DIRECTION :: Repeat the whole listing exactly as written.

EXTRACTED MATERIAL ::

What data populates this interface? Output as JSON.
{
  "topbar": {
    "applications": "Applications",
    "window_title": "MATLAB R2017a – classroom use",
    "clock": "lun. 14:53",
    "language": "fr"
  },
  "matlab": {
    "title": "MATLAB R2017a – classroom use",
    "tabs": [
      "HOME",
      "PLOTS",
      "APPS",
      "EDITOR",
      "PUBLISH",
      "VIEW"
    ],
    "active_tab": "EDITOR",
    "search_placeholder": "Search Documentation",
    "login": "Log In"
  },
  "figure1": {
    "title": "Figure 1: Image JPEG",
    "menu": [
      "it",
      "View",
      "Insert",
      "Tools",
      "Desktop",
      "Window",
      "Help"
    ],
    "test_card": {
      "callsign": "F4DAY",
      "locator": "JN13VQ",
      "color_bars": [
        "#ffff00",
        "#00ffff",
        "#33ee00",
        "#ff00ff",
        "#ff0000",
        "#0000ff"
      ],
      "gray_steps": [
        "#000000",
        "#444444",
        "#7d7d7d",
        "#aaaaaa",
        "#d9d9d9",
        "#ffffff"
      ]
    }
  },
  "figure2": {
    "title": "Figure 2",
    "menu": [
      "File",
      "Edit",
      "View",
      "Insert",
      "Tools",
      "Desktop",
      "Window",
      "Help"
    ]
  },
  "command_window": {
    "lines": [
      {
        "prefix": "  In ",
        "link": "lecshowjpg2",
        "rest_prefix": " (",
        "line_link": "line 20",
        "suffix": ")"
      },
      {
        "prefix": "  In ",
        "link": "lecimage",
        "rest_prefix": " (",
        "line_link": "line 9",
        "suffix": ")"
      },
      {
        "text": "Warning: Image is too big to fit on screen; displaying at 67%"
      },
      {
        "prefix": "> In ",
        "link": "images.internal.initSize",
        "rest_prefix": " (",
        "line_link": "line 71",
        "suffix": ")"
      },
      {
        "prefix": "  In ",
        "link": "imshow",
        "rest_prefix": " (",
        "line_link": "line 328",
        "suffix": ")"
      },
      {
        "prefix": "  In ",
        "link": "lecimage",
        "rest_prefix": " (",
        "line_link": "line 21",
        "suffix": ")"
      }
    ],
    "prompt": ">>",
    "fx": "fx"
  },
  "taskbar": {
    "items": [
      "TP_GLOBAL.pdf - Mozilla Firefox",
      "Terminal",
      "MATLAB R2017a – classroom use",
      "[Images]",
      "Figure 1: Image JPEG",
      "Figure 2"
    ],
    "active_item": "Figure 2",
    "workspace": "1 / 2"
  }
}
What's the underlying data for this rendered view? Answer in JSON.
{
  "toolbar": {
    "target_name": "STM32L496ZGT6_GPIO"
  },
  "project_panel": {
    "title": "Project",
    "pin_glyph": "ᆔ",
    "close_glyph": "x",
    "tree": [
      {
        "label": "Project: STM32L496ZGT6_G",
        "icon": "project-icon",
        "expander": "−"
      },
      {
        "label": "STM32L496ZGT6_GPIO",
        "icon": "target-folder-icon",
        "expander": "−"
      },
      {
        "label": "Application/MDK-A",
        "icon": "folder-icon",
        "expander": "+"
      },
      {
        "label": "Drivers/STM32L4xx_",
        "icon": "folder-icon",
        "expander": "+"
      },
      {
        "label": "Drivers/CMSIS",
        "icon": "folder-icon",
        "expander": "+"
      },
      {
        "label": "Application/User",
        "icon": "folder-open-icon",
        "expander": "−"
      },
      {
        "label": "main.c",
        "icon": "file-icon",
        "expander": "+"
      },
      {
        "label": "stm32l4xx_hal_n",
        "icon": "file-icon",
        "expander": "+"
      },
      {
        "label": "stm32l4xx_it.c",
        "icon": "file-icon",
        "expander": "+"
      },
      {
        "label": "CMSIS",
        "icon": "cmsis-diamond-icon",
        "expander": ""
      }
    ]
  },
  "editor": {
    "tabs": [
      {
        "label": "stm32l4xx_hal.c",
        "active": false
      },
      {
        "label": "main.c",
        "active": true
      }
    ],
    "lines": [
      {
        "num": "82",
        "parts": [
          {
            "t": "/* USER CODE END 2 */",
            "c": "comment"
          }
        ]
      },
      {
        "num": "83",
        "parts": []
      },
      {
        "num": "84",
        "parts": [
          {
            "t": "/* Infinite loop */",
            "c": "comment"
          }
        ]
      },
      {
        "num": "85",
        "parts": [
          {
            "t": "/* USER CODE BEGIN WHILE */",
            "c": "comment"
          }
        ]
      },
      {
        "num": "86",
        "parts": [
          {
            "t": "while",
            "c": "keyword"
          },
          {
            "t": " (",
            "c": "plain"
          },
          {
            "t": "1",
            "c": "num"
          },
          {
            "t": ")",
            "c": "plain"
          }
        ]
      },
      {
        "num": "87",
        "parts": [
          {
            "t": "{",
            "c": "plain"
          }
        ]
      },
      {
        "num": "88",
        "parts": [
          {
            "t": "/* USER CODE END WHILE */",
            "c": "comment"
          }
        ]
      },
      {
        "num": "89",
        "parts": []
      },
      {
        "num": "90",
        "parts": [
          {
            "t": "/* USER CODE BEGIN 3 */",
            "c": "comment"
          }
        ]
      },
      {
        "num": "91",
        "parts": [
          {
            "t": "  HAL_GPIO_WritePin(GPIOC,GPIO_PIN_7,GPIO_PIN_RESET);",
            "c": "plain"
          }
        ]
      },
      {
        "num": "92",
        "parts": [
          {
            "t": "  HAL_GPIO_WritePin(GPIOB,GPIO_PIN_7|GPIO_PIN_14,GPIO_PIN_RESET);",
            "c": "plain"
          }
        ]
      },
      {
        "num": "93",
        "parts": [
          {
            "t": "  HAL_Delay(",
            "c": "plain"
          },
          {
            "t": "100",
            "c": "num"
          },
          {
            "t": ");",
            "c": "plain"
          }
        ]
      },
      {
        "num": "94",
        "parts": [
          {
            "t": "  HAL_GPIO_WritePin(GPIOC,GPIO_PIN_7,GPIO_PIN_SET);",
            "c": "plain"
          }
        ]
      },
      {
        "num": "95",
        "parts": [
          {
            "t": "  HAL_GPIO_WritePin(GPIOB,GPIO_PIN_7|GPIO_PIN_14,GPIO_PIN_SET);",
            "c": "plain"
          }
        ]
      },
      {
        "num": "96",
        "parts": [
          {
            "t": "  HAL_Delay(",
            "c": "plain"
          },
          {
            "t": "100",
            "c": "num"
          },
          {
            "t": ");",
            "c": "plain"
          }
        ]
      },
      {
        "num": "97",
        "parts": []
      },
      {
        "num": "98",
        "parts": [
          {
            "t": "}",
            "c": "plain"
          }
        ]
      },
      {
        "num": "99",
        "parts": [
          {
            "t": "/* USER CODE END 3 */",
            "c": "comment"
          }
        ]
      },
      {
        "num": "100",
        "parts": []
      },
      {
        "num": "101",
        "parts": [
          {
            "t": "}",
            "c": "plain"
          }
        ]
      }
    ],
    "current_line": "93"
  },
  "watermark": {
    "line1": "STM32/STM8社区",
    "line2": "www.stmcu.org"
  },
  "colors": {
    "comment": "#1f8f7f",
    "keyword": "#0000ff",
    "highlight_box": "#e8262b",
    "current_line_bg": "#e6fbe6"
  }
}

RESPONSE FOR THIS EXERCISE ::
What data populates this interface? Output as JSON.
{
  "topbar": {
    "applications": "Applications",
    "window_title": "MATLAB R2017a – classroom use",
    "clock": "lun. 14:53",
    "language": "fr"
  },
  "matlab": {
    "title": "MATLAB R2017a – classroom use",
    "tabs": [
      "HOME",
      "PLOTS",
      "APPS",
      "EDITOR",
      "PUBLISH",
      "VIEW"
    ],
    "active_tab": "EDITOR",
    "search_placeholder": "Search Documentation",
    "login": "Log In"
  },
  "figure1": {
    "title": "Figure 1: Image JPEG",
    "menu": [
      "it",
      "View",
      "Insert",
      "Tools",
      "Desktop",
      "Window",
      "Help"
    ],
    "test_card": {
      "callsign": "F4DAY",
      "locator": "JN13VQ",
      "color_bars": [
        "#ffff00",
        "#00ffff",
        "#33ee00",
        "#ff00ff",
        "#ff0000",
        "#0000ff"
      ],
      "gray_steps": [
        "#000000",
        "#444444",
        "#7d7d7d",
        "#aaaaaa",
        "#d9d9d9",
        "#ffffff"
      ]
    }
  },
  "figure2": {
    "title": "Figure 2",
    "menu": [
      "File",
      "Edit",
      "View",
      "Insert",
      "Tools",
      "Desktop",
      "Window",
      "Help"
    ]
  },
  "command_window": {
    "lines": [
      {
        "prefix": "  In ",
        "link": "lecshowjpg2",
        "rest_prefix": " (",
        "line_link": "line 20",
        "suffix": ")"
      },
      {
        "prefix": "  In ",
        "link": "lecimage",
        "rest_prefix": " (",
        "line_link": "line 9",
        "suffix": ")"
      },
      {
        "text": "Warning: Image is too big to fit on screen; displaying at 67%"
      },
      {
        "prefix": "> In ",
        "link": "images.internal.initSize",
        "rest_prefix": " (",
        "line_link": "line 71",
        "suffix": ")"
      },
      {
        "prefix": "  In ",
        "link": "imshow",
        "rest_prefix": " (",
        "line_link": "line 328",
        "suffix": ")"
      },
      {
        "prefix": "  In ",
        "link": "lecimage",
        "rest_prefix": " (",
        "line_link": "line 21",
        "suffix": ")"
      }
    ],
    "prompt": ">>",
    "fx": "fx"
  },
  "taskbar": {
    "items": [
      "TP_GLOBAL.pdf - Mozilla Firefox",
      "Terminal",
      "MATLAB R2017a – classroom use",
      "[Images]",
      "Figure 1: Image JPEG",
      "Figure 2"
    ],
    "active_item": "Figure 2",
    "workspace": "1 / 2"
  }
}
What's the underlying data for this rendered view? Answer in JSON.
{
  "toolbar": {
    "target_name": "STM32L496ZGT6_GPIO"
  },
  "project_panel": {
    "title": "Project",
    "pin_glyph": "ᆔ",
    "close_glyph": "x",
    "tree": [
      {
        "label": "Project: STM32L496ZGT6_G",
        "icon": "project-icon",
        "expander": "−"
      },
      {
        "label": "STM32L496ZGT6_GPIO",
        "icon": "target-folder-icon",
        "expander": "−"
      },
      {
        "label": "Application/MDK-A",
        "icon": "folder-icon",
        "expander": "+"
      },
      {
        "label": "Drivers/STM32L4xx_",
        "icon": "folder-icon",
        "expander": "+"
      },
      {
        "label": "Drivers/CMSIS",
        "icon": "folder-icon",
        "expander": "+"
      },
      {
        "label": "Application/User",
        "icon": "folder-open-icon",
        "expander": "−"
      },
      {
        "label": "main.c",
        "icon": "file-icon",
        "expander": "+"
      },
      {
        "label": "stm32l4xx_hal_n",
        "icon": "file-icon",
        "expander": "+"
      },
      {
        "label": "stm32l4xx_it.c",
        "icon": "file-icon",
        "expander": "+"
      },
      {
        "label": "CMSIS",
        "icon": "cmsis-diamond-icon",
        "expander": ""
      }
    ]
  },
  "editor": {
    "tabs": [
      {
        "label": "stm32l4xx_hal.c",
        "active": false
      },
      {
        "label": "main.c",
        "active": true
      }
    ],
    "lines": [
      {
        "num": "82",
        "parts": [
          {
            "t": "/* USER CODE END 2 */",
            "c": "comment"
          }
        ]
      },
      {
        "num": "83",
        "parts": []
      },
      {
        "num": "84",
        "parts": [
          {
            "t": "/* Infinite loop */",
            "c": "comment"
          }
        ]
      },
      {
        "num": "85",
        "parts": [
          {
            "t": "/* USER CODE BEGIN WHILE */",
            "c": "comment"
          }
        ]
      },
      {
        "num": "86",
        "parts": [
          {
            "t": "while",
            "c": "keyword"
          },
          {
            "t": " (",
            "c": "plain"
          },
          {
            "t": "1",
            "c": "num"
          },
          {
            "t": ")",
            "c": "plain"
          }
        ]
      },
      {
        "num": "87",
        "parts": [
          {
            "t": "{",
            "c": "plain"
          }
        ]
      },
      {
        "num": "88",
        "parts": [
          {
            "t": "/* USER CODE END WHILE */",
            "c": "comment"
          }
        ]
      },
      {
        "num": "89",
        "parts": []
      },
      {
        "num": "90",
        "parts": [
          {
            "t": "/* USER CODE BEGIN 3 */",
            "c": "comment"
          }
        ]
      },
      {
        "num": "91",
        "parts": [
          {
            "t": "  HAL_GPIO_WritePin(GPIOC,GPIO_PIN_7,GPIO_PIN_RESET);",
            "c": "plain"
          }
        ]
      },
      {
        "num": "92",
        "parts": [
          {
            "t": "  HAL_GPIO_WritePin(GPIOB,GPIO_PIN_7|GPIO_PIN_14,GPIO_PIN_RESET);",
            "c": "plain"
          }
        ]
      },
      {
        "num": "93",
        "parts": [
          {
            "t": "  HAL_Delay(",
            "c": "plain"
          },
          {
            "t": "100",
            "c": "num"
          },
          {
            "t": ");",
            "c": "plain"
          }
        ]
      },
      {
        "num": "94",
        "parts": [
          {
            "t": "  HAL_GPIO_WritePin(GPIOC,GPIO_PIN_7,GPIO_PIN_SET);",
            "c": "plain"
          }
        ]
      },
      {
        "num": "95",
        "parts": [
          {
            "t": "  HAL_GPIO_WritePin(GPIOB,GPIO_PIN_7|GPIO_PIN_14,GPIO_PIN_SET);",
            "c": "plain"
          }
        ]
      },
      {
        "num": "96",
        "parts": [
          {
            "t": "  HAL_Delay(",
            "c": "plain"
          },
          {
            "t": "100",
            "c": "num"
          },
          {
            "t": ");",
            "c": "plain"
          }
        ]
      },
      {
        "num": "97",
        "parts": []
      },
      {
        "num": "98",
        "parts": [
          {
            "t": "}",
            "c": "plain"
          }
        ]
      },
      {
        "num": "99",
        "parts": [
          {
            "t": "/* USER CODE END 3 */",
            "c": "comment"
          }
        ]
      },
      {
        "num": "100",
        "parts": []
      },
      {
        "num": "101",
        "parts": [
          {
            "t": "}",
            "c": "plain"
          }
        ]
      }
    ],
    "current_line": "93"
  },
  "watermark": {
    "line1": "STM32/STM8社区",
    "line2": "www.stmcu.org"
  },
  "colors": {
    "comment": "#1f8f7f",
    "keyword": "#0000ff",
    "highlight_box": "#e8262b",
    "current_line_bg": "#e6fbe6"
  }
}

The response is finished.